### WHAT IS REQUIRED
Each line in the material below, starting at the one with "Read all visible content and emit it as JSON." and ending at the one with "Serialize everything readable", is to be reproduced exactly; no picture is to be copied.

### MATERIAL TO PROCESS
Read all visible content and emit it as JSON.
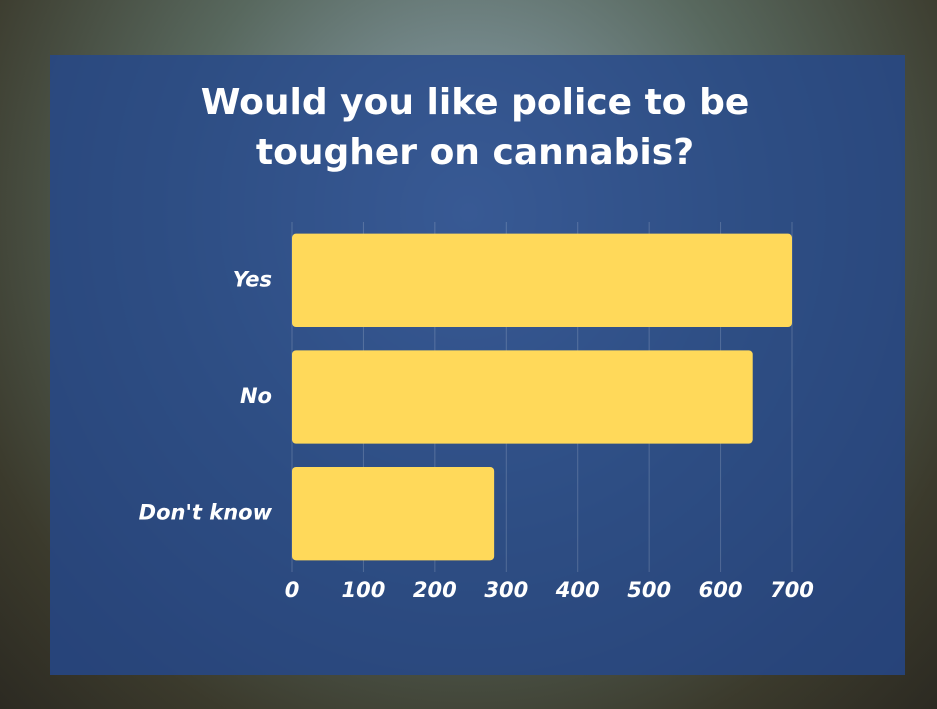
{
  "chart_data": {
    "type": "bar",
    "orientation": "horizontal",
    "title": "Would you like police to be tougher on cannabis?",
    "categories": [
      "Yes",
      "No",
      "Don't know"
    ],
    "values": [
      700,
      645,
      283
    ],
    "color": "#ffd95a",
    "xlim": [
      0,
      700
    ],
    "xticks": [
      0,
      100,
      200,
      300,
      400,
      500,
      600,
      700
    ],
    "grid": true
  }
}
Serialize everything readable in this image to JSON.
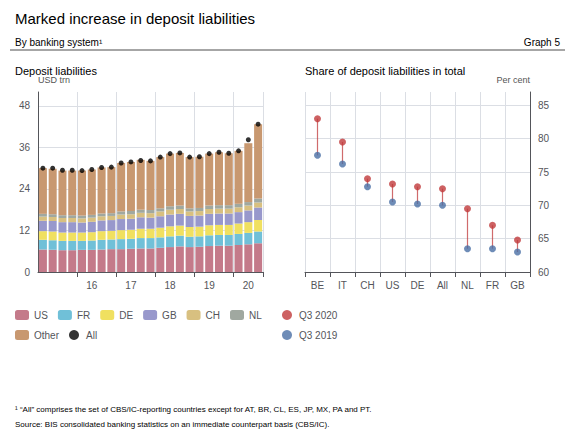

---

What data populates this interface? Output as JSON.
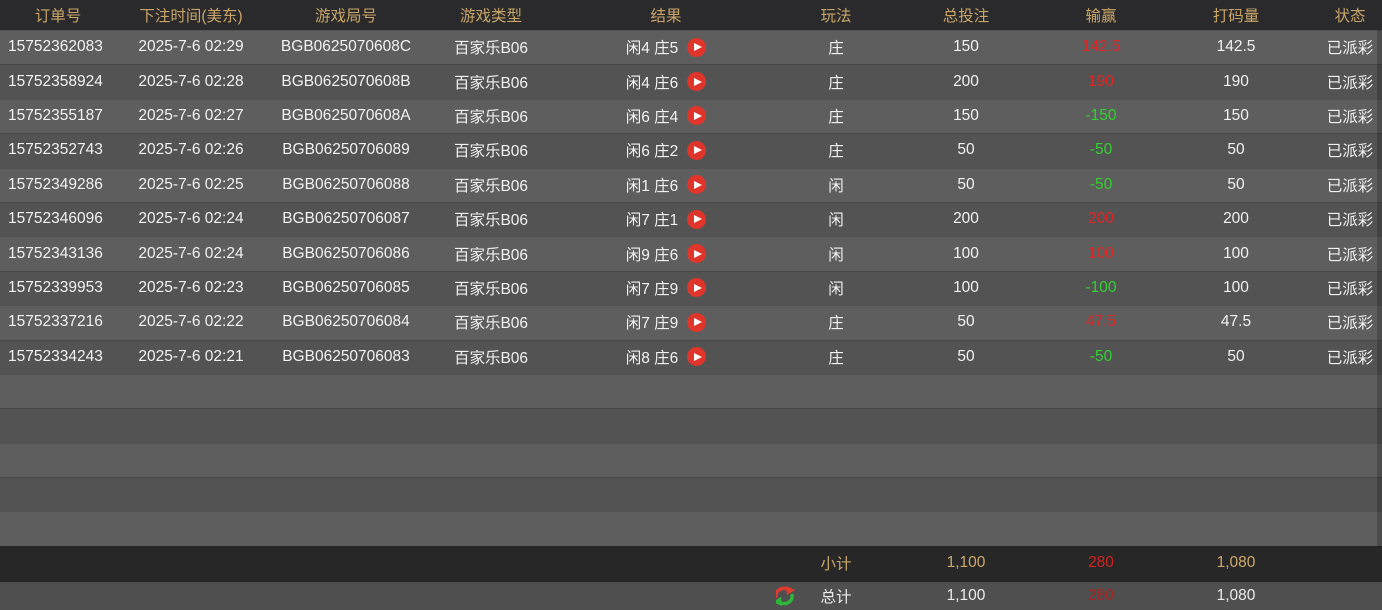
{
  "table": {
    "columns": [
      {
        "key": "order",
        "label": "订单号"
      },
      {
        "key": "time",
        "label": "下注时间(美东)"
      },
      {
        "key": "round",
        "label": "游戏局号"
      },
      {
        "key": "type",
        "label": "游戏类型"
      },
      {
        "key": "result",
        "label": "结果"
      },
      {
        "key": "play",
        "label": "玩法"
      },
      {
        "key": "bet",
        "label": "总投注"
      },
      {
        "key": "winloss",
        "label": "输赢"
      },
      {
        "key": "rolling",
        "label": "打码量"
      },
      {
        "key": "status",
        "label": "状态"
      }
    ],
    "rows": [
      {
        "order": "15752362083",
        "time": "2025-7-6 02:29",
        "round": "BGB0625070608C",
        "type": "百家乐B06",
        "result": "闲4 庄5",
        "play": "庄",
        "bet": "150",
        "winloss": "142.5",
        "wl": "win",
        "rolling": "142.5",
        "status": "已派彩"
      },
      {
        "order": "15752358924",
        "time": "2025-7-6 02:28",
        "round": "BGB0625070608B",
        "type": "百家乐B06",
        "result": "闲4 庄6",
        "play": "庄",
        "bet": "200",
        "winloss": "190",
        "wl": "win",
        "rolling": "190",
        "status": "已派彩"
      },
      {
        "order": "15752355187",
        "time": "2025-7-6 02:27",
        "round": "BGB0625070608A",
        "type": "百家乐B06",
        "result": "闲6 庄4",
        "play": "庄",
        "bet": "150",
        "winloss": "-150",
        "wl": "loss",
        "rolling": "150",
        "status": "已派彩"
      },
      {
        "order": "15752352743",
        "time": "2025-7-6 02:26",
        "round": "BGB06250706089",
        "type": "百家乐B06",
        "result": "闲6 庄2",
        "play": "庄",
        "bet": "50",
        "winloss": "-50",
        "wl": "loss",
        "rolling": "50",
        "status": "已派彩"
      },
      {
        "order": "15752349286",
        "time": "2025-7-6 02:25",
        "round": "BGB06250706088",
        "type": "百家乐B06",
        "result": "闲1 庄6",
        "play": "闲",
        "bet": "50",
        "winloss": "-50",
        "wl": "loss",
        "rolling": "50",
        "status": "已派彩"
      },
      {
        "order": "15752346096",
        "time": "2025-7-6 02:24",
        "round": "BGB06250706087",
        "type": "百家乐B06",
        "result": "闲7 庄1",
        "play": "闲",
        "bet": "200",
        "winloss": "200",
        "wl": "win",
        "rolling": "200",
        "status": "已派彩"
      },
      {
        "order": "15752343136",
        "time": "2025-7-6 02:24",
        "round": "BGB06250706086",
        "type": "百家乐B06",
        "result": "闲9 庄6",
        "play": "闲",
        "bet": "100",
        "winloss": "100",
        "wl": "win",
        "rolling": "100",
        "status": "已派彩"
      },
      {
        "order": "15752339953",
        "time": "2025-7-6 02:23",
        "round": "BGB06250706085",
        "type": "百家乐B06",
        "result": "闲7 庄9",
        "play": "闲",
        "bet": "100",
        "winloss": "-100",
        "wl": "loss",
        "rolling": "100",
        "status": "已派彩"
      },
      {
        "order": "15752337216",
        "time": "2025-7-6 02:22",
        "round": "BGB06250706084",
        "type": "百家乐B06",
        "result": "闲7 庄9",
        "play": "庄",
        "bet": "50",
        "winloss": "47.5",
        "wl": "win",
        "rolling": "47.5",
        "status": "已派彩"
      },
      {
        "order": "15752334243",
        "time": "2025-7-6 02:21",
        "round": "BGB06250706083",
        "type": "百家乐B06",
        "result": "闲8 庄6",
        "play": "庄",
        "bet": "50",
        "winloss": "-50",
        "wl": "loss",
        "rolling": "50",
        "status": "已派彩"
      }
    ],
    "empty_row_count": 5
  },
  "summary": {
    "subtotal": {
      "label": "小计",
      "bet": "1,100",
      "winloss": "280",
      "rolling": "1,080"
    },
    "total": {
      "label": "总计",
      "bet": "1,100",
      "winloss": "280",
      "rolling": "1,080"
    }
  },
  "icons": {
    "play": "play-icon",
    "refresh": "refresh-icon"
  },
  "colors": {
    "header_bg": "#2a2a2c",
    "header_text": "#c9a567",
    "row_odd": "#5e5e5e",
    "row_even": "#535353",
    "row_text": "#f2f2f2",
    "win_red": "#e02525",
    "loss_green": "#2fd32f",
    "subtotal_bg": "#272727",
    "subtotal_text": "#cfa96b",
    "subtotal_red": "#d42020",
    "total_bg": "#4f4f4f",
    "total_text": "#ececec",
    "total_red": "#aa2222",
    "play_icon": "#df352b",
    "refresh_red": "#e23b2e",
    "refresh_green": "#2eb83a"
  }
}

### TASK OUTPUT
Read all visible content and emit it as JSON.
{
  "chart_data": {
    "type": "bar",
    "orientation": "horizontal",
    "title": "Would you like police to be tougher on cannabis?",
    "categories": [
      "Yes",
      "No",
      "Don't know"
    ],
    "values": [
      700,
      645,
      283
    ],
    "color": "#ffd95a",
    "xlim": [
      0,
      700
    ],
    "xticks": [
      0,
      100,
      200,
      300,
      400,
      500,
      600,
      700
    ],
    "grid": true
  }
}
Serialize everything readable in this image to JSON.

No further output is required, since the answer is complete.